Chart and figure data:
* begin *
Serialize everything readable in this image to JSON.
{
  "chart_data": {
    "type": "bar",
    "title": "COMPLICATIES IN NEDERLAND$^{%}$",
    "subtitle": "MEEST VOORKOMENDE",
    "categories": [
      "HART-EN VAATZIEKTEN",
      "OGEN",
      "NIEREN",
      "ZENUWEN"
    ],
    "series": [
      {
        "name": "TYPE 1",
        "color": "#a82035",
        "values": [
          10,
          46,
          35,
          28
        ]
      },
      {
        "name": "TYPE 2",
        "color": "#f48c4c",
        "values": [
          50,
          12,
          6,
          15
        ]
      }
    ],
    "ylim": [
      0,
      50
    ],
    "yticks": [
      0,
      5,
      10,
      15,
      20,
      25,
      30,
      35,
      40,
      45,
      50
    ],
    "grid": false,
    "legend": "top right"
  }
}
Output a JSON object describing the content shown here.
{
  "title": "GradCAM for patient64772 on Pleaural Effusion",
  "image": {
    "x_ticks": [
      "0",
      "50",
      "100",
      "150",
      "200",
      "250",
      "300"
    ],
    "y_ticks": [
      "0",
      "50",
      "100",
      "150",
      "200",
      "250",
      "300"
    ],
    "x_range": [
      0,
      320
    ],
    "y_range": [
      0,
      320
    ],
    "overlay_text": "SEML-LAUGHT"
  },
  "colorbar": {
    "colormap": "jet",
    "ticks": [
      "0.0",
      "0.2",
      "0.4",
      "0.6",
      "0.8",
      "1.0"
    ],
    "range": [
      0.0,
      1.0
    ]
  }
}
* end *
Required task:
Using the material above, extract the line that contains "Output a JSON" and every line after it, exactly as given; stop at the last line.

Written response:
Output a JSON object describing the content shown here.
{
  "title": "GradCAM for patient64772 on Pleaural Effusion",
  "image": {
    "x_ticks": [
      "0",
      "50",
      "100",
      "150",
      "200",
      "250",
      "300"
    ],
    "y_ticks": [
      "0",
      "50",
      "100",
      "150",
      "200",
      "250",
      "300"
    ],
    "x_range": [
      0,
      320
    ],
    "y_range": [
      0,
      320
    ],
    "overlay_text": "SEML-LAUGHT"
  },
  "colorbar": {
    "colormap": "jet",
    "ticks": [
      "0.0",
      "0.2",
      "0.4",
      "0.6",
      "0.8",
      "1.0"
    ],
    "range": [
      0.0,
      1.0
    ]
  }
}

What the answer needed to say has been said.